• **GIVEN INSTRUCTION**
Can you reproduce every entry below word for word, without changing a single character?

# # # #

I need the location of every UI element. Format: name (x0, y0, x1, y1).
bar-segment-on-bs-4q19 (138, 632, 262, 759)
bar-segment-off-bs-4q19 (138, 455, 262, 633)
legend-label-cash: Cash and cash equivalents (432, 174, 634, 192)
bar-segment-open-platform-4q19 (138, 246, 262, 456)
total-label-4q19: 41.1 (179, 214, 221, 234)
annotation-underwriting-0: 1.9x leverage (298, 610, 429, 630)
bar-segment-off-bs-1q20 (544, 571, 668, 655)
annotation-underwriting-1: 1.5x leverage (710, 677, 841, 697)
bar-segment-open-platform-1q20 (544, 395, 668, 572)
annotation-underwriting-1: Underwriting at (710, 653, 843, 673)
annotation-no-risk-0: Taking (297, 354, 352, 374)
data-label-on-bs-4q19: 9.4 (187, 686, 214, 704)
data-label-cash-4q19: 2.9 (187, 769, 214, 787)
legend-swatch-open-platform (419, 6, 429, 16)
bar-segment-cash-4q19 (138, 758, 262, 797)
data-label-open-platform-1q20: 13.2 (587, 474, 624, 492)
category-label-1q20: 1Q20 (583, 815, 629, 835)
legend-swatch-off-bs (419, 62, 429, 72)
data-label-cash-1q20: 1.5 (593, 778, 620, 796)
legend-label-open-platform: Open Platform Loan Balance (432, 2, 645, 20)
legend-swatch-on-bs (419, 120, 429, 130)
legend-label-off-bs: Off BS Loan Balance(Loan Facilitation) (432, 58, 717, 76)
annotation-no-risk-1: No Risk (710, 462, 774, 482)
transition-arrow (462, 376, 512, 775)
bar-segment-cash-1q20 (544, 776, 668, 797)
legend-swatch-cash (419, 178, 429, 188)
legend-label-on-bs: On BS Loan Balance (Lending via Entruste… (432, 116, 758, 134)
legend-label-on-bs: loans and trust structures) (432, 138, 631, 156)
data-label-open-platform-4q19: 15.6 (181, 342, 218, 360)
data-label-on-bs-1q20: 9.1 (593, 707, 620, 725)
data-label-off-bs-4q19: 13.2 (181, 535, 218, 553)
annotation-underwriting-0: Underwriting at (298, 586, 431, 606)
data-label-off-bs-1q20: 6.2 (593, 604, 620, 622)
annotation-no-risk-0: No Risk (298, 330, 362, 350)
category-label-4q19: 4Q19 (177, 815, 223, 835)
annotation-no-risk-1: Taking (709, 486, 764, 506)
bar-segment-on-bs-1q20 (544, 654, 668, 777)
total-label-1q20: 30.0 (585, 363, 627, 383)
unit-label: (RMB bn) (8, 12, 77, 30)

# # # #

• **SOLVED PROBLEM**
I need the location of every UI element. Format: name (x0, y0, x1, y1).
bar-segment-on-bs-4q19 (138, 632, 262, 759)
bar-segment-off-bs-4q19 (138, 455, 262, 633)
legend-label-cash: Cash and cash equivalents (432, 174, 634, 192)
bar-segment-open-platform-4q19 (138, 246, 262, 456)
total-label-4q19: 41.1 (179, 214, 221, 234)
annotation-underwriting-0: 1.9x leverage (298, 610, 429, 630)
bar-segment-off-bs-1q20 (544, 571, 668, 655)
annotation-underwriting-1: 1.5x leverage (710, 677, 841, 697)
bar-segment-open-platform-1q20 (544, 395, 668, 572)
annotation-underwriting-1: Underwriting at (710, 653, 843, 673)
annotation-no-risk-0: Taking (297, 354, 352, 374)
data-label-on-bs-4q19: 9.4 (187, 686, 214, 704)
data-label-cash-4q19: 2.9 (187, 769, 214, 787)
legend-swatch-open-platform (419, 6, 429, 16)
bar-segment-cash-4q19 (138, 758, 262, 797)
data-label-open-platform-1q20: 13.2 (587, 474, 624, 492)
category-label-1q20: 1Q20 (583, 815, 629, 835)
legend-swatch-off-bs (419, 62, 429, 72)
data-label-cash-1q20: 1.5 (593, 778, 620, 796)
legend-label-open-platform: Open Platform Loan Balance (432, 2, 645, 20)
legend-swatch-on-bs (419, 120, 429, 130)
legend-label-off-bs: Off BS Loan Balance(Loan Facilitation) (432, 58, 717, 76)
annotation-no-risk-1: No Risk (710, 462, 774, 482)
transition-arrow (462, 376, 512, 775)
bar-segment-cash-1q20 (544, 776, 668, 797)
legend-swatch-cash (419, 178, 429, 188)
legend-label-on-bs: On BS Loan Balance (Lending via Entruste… (432, 116, 758, 134)
legend-label-on-bs: loans and trust structures) (432, 138, 631, 156)
data-label-open-platform-4q19: 15.6 (181, 342, 218, 360)
data-label-on-bs-1q20: 9.1 (593, 707, 620, 725)
data-label-off-bs-4q19: 13.2 (181, 535, 218, 553)
annotation-underwriting-0: Underwriting at (298, 586, 431, 606)
data-label-off-bs-1q20: 6.2 (593, 604, 620, 622)
annotation-no-risk-0: No Risk (298, 330, 362, 350)
category-label-4q19: 4Q19 (177, 815, 223, 835)
annotation-no-risk-1: Taking (709, 486, 764, 506)
bar-segment-on-bs-1q20 (544, 654, 668, 777)
total-label-1q20: 30.0 (585, 363, 627, 383)
unit-label: (RMB bn) (8, 12, 77, 30)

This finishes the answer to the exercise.